What you will do: Check each line of the records for "this"; collect those that have it.

Records provided:
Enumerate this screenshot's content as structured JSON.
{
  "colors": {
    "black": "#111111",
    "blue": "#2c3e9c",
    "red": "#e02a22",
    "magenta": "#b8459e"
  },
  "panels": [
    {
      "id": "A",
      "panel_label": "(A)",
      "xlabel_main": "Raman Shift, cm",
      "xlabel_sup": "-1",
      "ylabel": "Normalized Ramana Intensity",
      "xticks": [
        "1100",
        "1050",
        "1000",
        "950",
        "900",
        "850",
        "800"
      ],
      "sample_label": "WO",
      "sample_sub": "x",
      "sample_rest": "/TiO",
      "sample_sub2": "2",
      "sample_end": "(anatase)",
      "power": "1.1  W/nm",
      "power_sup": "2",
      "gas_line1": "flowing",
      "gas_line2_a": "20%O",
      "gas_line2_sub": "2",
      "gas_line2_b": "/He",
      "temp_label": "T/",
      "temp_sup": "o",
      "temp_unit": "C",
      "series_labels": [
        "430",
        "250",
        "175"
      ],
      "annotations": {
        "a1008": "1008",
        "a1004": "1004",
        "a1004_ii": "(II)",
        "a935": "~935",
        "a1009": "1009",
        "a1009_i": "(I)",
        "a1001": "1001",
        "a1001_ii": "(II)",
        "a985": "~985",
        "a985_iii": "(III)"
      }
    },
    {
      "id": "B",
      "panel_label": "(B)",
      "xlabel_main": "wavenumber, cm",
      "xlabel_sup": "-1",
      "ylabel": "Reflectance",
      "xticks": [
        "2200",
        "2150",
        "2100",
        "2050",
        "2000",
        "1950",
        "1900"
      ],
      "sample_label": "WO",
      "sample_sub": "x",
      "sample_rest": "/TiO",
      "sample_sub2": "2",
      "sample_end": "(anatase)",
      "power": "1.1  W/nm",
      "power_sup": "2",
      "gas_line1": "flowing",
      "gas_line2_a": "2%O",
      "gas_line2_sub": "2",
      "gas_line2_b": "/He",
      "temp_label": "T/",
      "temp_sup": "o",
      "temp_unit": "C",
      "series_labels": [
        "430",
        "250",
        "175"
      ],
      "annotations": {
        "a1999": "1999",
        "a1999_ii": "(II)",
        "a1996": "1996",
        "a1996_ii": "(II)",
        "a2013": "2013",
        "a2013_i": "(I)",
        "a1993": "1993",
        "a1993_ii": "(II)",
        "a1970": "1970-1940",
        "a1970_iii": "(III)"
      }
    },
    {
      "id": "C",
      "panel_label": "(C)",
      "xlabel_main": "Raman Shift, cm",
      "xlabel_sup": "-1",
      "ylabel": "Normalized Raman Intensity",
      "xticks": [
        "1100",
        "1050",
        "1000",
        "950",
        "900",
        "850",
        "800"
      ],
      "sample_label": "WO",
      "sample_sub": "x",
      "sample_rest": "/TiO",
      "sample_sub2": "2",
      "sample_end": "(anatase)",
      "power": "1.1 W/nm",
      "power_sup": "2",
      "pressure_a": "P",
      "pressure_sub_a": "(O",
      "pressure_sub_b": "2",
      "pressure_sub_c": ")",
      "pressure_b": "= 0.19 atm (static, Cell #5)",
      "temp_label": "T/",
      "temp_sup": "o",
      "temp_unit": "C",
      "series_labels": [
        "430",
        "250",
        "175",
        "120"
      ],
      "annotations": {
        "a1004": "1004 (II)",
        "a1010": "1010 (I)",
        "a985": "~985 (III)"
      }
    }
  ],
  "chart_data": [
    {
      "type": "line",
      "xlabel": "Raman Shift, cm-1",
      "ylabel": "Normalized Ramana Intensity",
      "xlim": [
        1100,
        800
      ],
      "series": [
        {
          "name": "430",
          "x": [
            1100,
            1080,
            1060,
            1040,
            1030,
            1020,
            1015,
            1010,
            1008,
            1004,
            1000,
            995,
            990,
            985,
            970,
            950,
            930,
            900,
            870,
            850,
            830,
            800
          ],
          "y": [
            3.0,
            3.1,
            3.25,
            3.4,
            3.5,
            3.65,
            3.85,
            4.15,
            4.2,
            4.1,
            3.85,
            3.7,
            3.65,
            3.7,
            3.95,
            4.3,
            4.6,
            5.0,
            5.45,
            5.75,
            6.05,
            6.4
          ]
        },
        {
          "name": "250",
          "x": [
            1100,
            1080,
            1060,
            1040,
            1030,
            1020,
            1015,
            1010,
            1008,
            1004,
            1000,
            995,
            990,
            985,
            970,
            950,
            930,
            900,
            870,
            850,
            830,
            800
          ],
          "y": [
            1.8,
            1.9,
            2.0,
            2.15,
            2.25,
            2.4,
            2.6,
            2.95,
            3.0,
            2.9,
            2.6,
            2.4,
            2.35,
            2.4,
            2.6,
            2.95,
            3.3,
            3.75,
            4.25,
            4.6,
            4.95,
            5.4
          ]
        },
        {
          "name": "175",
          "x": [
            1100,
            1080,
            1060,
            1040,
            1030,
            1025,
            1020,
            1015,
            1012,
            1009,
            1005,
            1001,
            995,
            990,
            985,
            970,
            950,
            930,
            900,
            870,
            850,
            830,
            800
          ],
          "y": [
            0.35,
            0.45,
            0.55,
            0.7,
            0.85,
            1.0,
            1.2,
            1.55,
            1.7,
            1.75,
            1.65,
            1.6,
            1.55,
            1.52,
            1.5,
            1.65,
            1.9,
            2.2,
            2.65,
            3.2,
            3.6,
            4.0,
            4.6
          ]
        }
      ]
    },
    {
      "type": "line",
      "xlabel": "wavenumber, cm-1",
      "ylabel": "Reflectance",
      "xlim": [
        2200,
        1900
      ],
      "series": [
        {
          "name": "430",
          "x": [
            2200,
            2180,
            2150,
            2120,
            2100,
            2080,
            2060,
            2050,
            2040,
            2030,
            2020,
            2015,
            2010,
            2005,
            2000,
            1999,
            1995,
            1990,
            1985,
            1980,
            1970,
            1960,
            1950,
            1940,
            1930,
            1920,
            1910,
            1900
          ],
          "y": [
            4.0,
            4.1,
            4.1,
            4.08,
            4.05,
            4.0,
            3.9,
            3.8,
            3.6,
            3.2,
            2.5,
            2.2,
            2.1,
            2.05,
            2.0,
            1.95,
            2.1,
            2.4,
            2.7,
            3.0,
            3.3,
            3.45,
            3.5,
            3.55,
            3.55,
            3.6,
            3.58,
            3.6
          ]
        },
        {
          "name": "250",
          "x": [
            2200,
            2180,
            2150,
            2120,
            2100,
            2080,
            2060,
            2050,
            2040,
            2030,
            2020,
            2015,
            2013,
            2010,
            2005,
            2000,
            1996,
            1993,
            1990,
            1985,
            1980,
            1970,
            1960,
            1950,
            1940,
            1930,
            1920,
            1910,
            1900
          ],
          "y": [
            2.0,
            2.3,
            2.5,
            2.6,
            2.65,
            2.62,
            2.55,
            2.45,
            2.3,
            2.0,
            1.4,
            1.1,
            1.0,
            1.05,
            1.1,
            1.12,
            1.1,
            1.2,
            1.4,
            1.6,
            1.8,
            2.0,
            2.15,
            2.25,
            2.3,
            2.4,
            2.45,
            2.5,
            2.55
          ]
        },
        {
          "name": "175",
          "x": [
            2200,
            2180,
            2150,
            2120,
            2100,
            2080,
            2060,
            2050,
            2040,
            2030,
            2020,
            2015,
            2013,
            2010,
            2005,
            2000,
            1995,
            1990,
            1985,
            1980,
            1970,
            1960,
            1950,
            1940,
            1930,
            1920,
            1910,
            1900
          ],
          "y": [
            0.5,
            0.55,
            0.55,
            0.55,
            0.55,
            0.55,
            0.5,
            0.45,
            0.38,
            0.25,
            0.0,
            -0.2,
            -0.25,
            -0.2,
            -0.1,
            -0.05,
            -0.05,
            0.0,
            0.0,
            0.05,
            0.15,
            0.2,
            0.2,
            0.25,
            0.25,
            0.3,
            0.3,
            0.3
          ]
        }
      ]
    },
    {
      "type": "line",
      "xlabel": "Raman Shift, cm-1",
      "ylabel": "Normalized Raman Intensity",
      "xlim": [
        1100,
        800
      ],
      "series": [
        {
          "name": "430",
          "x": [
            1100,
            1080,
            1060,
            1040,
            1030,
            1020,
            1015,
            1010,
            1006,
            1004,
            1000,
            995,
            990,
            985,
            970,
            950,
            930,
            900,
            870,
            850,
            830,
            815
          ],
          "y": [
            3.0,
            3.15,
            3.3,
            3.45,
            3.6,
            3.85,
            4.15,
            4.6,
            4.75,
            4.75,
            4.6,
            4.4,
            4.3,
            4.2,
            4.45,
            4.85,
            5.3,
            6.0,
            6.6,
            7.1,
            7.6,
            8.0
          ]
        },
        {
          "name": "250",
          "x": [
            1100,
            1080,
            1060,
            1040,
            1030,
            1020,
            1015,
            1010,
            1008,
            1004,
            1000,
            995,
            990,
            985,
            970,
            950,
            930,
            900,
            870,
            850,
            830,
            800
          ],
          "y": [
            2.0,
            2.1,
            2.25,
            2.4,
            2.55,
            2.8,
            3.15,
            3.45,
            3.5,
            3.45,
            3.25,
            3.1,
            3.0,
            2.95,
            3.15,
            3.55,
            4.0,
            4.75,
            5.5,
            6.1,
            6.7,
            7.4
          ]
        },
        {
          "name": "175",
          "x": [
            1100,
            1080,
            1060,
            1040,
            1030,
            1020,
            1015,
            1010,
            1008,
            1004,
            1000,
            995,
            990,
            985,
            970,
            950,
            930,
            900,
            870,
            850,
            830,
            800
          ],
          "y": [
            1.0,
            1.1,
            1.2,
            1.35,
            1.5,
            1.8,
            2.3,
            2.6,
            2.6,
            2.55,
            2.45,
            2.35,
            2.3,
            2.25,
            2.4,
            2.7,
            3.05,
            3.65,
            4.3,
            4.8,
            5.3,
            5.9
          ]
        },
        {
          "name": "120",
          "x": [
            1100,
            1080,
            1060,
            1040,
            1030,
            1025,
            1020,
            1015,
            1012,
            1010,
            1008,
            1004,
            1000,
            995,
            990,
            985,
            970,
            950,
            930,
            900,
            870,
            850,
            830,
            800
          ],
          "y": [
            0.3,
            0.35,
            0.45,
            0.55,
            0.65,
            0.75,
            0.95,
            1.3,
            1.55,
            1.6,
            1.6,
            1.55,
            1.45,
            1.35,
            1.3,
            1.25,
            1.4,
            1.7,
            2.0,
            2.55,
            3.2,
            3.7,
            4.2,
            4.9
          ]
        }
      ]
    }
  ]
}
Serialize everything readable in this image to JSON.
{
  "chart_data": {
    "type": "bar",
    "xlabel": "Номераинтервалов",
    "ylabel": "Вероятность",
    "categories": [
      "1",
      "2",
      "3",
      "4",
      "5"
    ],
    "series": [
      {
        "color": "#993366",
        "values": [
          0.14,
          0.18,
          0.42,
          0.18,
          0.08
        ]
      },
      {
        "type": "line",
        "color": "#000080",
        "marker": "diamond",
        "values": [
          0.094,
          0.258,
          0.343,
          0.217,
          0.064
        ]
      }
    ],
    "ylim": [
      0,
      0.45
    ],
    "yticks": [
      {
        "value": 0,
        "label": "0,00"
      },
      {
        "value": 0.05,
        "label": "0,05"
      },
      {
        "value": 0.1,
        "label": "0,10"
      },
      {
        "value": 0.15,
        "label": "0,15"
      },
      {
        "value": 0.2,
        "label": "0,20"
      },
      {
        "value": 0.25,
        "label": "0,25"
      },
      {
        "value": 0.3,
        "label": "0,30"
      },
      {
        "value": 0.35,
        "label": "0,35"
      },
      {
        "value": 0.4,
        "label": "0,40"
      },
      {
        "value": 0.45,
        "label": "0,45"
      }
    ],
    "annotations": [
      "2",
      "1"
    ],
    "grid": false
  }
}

Task output:
Enumerate this screenshot's content as structured JSON.
Serialize everything readable in this image to JSON.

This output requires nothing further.